* **TASK TO CARRY OUT**
Transcribe the lines of the material from its start up to and including the line that contains "email-input[interactable] <box>123 131", keeping every character unchanged.

Records of labeled boxes
- - - - -

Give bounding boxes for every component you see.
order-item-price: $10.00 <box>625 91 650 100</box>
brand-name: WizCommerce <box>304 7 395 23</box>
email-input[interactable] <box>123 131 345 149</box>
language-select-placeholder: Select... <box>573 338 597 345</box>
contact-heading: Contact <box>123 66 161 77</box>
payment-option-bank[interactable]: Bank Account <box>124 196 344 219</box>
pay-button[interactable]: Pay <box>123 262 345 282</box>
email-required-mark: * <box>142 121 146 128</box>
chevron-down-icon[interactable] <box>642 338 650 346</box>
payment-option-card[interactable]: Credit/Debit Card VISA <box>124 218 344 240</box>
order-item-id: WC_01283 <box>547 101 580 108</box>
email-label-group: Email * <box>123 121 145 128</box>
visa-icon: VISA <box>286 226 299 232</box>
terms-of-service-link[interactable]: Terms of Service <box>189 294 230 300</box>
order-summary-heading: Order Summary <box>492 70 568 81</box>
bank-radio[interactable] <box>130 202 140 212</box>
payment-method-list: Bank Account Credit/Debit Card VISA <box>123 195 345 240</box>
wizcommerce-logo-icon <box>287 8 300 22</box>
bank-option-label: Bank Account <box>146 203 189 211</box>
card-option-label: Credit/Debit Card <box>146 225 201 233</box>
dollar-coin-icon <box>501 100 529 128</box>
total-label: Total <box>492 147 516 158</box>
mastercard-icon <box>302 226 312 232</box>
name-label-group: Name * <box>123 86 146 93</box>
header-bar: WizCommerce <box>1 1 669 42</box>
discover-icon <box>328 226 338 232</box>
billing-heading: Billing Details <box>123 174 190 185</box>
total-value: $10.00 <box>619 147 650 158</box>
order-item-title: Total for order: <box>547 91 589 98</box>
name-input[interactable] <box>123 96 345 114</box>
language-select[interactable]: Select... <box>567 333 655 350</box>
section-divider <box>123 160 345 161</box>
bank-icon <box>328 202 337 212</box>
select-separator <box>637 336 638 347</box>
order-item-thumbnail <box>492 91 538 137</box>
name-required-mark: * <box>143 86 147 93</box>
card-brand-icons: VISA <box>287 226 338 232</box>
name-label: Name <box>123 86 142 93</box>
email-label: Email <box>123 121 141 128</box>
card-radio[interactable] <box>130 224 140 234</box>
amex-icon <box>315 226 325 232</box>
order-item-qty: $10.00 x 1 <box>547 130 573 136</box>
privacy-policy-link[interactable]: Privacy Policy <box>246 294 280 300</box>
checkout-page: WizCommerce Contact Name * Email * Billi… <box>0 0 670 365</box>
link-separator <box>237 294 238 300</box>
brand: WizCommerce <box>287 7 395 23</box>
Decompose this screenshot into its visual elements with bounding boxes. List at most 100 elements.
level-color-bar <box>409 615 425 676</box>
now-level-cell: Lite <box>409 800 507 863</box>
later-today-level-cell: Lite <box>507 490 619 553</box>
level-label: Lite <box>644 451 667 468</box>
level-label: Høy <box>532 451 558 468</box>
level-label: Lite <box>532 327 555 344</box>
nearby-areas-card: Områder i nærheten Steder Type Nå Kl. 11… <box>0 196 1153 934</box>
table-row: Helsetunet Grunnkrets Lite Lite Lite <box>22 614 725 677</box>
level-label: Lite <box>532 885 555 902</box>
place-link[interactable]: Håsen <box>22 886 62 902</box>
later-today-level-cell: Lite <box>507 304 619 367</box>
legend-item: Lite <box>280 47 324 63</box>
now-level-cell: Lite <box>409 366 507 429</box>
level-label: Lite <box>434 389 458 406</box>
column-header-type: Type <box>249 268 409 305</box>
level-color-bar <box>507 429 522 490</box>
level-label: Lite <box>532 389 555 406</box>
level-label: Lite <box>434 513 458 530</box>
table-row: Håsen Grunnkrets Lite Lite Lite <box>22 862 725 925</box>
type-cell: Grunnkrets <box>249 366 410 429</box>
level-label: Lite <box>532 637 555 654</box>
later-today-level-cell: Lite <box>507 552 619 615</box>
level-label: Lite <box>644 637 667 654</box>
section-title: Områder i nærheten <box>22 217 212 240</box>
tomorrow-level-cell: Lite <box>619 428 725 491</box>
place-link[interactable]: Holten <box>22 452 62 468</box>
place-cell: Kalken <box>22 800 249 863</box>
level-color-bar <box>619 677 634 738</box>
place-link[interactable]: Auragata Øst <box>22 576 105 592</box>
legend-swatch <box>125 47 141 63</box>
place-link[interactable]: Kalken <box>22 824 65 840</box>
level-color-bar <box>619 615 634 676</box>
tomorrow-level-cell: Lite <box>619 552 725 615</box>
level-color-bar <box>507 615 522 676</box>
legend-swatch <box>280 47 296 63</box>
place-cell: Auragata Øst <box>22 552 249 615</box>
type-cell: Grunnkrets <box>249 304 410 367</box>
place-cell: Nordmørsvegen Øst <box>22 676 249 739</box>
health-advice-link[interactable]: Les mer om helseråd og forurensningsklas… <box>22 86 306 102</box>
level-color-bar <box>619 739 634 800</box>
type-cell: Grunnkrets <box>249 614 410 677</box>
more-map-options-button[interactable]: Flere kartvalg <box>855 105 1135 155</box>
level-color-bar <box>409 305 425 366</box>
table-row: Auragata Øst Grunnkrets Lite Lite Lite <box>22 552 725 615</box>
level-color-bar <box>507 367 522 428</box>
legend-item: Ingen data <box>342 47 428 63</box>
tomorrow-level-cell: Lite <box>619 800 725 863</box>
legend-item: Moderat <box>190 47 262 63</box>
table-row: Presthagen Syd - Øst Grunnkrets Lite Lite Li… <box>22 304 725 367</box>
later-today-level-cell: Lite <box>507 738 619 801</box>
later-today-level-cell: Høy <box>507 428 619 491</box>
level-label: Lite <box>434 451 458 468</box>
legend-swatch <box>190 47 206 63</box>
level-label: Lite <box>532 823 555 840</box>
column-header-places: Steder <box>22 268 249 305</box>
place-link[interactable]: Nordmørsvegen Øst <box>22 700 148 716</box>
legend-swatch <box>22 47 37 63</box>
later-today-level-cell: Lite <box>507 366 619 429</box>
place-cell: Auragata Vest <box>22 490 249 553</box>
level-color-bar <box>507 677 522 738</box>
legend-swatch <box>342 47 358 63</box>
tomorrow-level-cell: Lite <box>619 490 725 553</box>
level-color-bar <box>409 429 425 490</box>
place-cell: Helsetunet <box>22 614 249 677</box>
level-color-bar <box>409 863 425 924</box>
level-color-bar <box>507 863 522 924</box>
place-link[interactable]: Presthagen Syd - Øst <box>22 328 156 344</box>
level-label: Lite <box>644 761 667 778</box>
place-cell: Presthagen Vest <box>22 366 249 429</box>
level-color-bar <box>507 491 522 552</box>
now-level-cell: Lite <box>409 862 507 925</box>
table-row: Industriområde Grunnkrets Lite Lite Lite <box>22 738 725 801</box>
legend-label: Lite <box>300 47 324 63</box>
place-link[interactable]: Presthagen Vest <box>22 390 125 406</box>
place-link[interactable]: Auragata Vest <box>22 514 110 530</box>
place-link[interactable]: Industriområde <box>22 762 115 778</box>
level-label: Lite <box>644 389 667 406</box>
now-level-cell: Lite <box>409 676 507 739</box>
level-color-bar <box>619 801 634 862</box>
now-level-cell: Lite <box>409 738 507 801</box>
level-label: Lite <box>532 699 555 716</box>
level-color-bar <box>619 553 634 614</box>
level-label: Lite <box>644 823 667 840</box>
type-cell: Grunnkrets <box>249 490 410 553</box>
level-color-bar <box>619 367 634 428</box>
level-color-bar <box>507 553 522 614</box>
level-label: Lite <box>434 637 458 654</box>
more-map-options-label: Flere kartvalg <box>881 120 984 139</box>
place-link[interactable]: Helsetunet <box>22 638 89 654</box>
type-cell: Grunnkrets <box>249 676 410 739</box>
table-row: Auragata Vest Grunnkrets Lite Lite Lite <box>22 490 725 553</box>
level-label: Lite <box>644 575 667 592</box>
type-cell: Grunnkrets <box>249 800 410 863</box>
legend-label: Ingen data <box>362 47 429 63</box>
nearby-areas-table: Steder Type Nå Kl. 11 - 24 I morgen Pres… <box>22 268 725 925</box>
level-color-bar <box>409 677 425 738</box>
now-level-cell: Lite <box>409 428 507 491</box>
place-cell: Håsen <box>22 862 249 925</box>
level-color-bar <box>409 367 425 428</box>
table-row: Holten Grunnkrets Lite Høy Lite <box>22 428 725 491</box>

- - - - -

* **ANSWER TO THE EXERCISE**
Give bounding boxes for every component you see.
order-item-price: $10.00 <box>625 91 650 100</box>
brand-name: WizCommerce <box>304 7 395 23</box>
email-input[interactable] <box>123 131 345 149</box>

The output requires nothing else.